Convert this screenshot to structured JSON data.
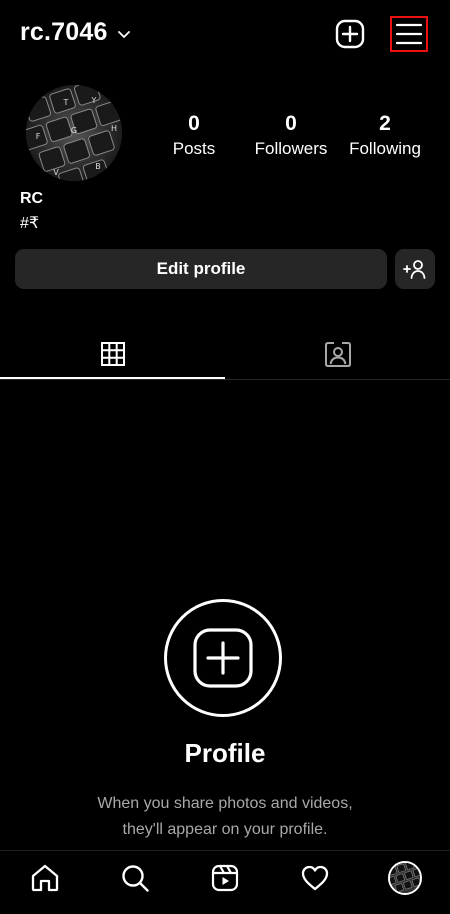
{
  "header": {
    "username": "rc.7046",
    "icons": {
      "dropdown": "chevron-down-icon",
      "create": "plus-square-icon",
      "menu": "hamburger-menu-icon"
    }
  },
  "profile": {
    "avatar_keys": [
      "T",
      "Y",
      "F",
      "G",
      "H",
      "V",
      "B"
    ],
    "stats": [
      {
        "value": "0",
        "label": "Posts"
      },
      {
        "value": "0",
        "label": "Followers"
      },
      {
        "value": "2",
        "label": "Following"
      }
    ],
    "name": "RC",
    "bio": "#₹",
    "edit_profile_label": "Edit profile",
    "discover_people_icon": "add-person-icon"
  },
  "tabs": [
    {
      "name": "posts-grid",
      "icon": "grid-icon",
      "active": true
    },
    {
      "name": "tagged",
      "icon": "tagged-person-icon",
      "active": false
    }
  ],
  "empty_state": {
    "icon": "plus-square-icon",
    "title": "Profile",
    "line1": "When you share photos and videos,",
    "line2": "they'll appear on your profile."
  },
  "bottom_nav": [
    {
      "name": "home",
      "icon": "home-icon"
    },
    {
      "name": "search",
      "icon": "search-icon"
    },
    {
      "name": "reels",
      "icon": "reels-icon"
    },
    {
      "name": "activity",
      "icon": "heart-icon"
    },
    {
      "name": "profile",
      "icon": "profile-avatar"
    }
  ]
}
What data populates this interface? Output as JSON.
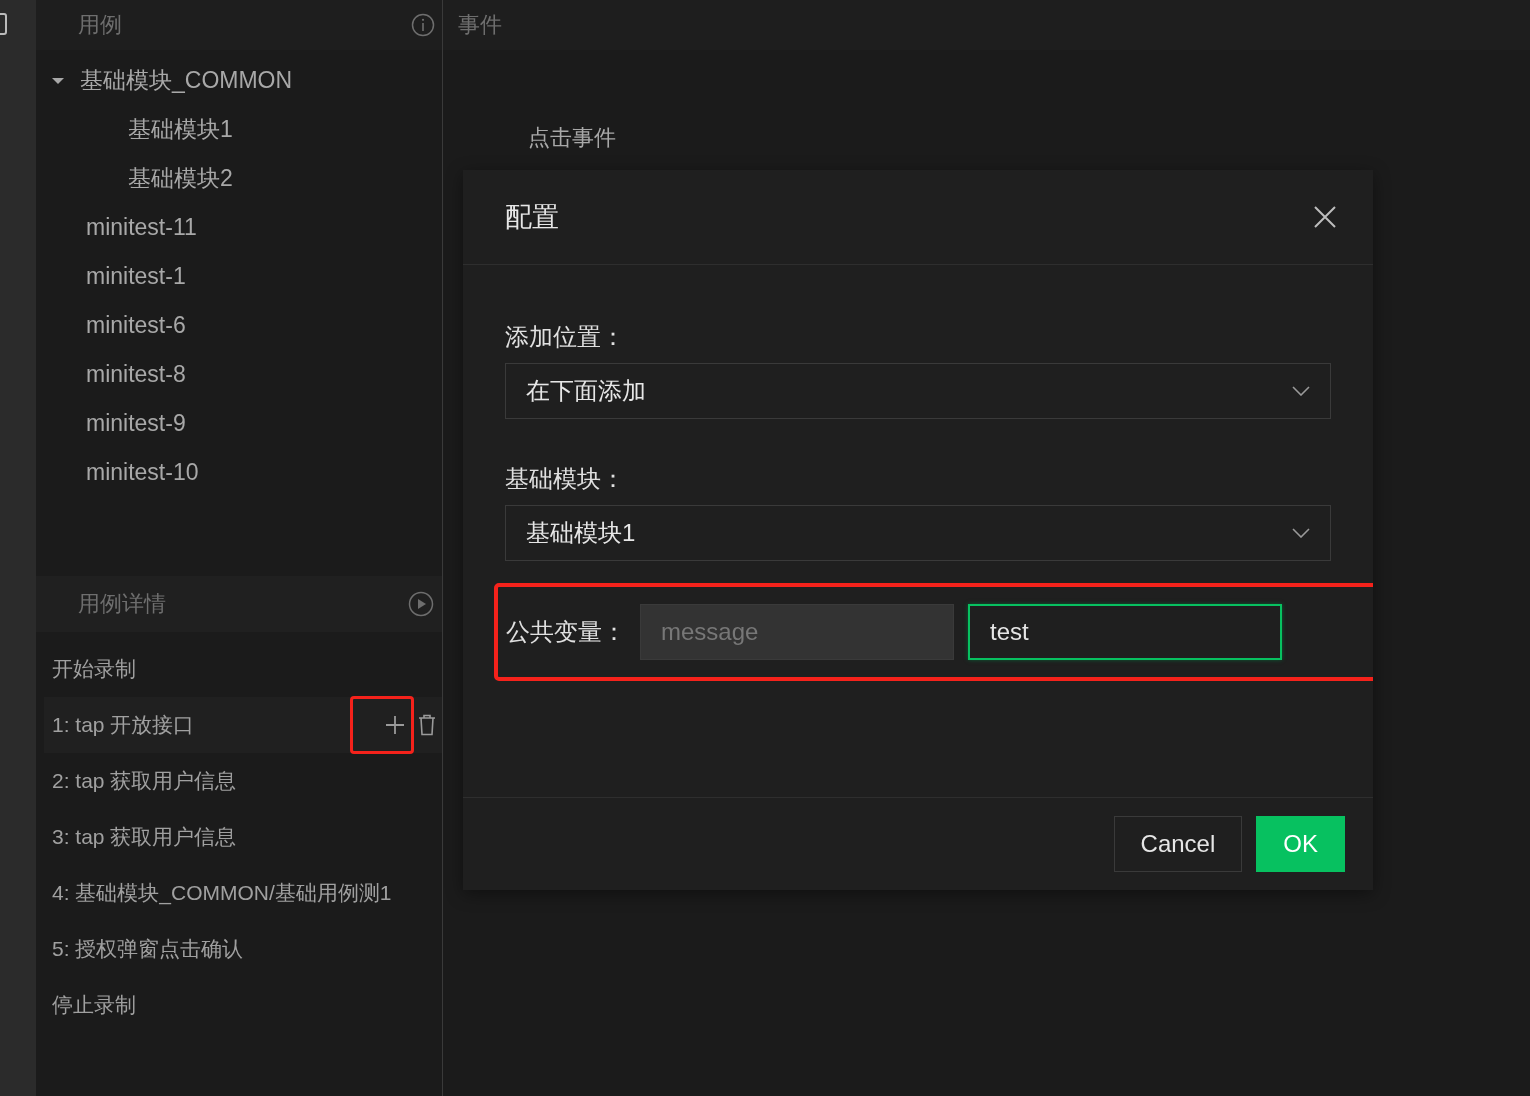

■ ■ ■

== What is required ==
Will you set down the records word for word while leaving out every picture?

== Task answer ==
Convert this screenshot to structured JSON data.
{
  "header": {
    "username": "rc.7046",
    "icons": {
      "dropdown": "chevron-down-icon",
      "create": "plus-square-icon",
      "menu": "hamburger-menu-icon"
    }
  },
  "profile": {
    "avatar_keys": [
      "T",
      "Y",
      "F",
      "G",
      "H",
      "V",
      "B"
    ],
    "stats": [
      {
        "value": "0",
        "label": "Posts"
      },
      {
        "value": "0",
        "label": "Followers"
      },
      {
        "value": "2",
        "label": "Following"
      }
    ],
    "name": "RC",
    "bio": "#₹",
    "edit_profile_label": "Edit profile",
    "discover_people_icon": "add-person-icon"
  },
  "tabs": [
    {
      "name": "posts-grid",
      "icon": "grid-icon",
      "active": true
    },
    {
      "name": "tagged",
      "icon": "tagged-person-icon",
      "active": false
    }
  ],
  "empty_state": {
    "icon": "plus-square-icon",
    "title": "Profile",
    "line1": "When you share photos and videos,",
    "line2": "they'll appear on your profile."
  },
  "bottom_nav": [
    {
      "name": "home",
      "icon": "home-icon"
    },
    {
      "name": "search",
      "icon": "search-icon"
    },
    {
      "name": "reels",
      "icon": "reels-icon"
    },
    {
      "name": "activity",
      "icon": "heart-icon"
    },
    {
      "name": "profile",
      "icon": "profile-avatar"
    }
  ]
}
What data populates this interface? Output as JSON.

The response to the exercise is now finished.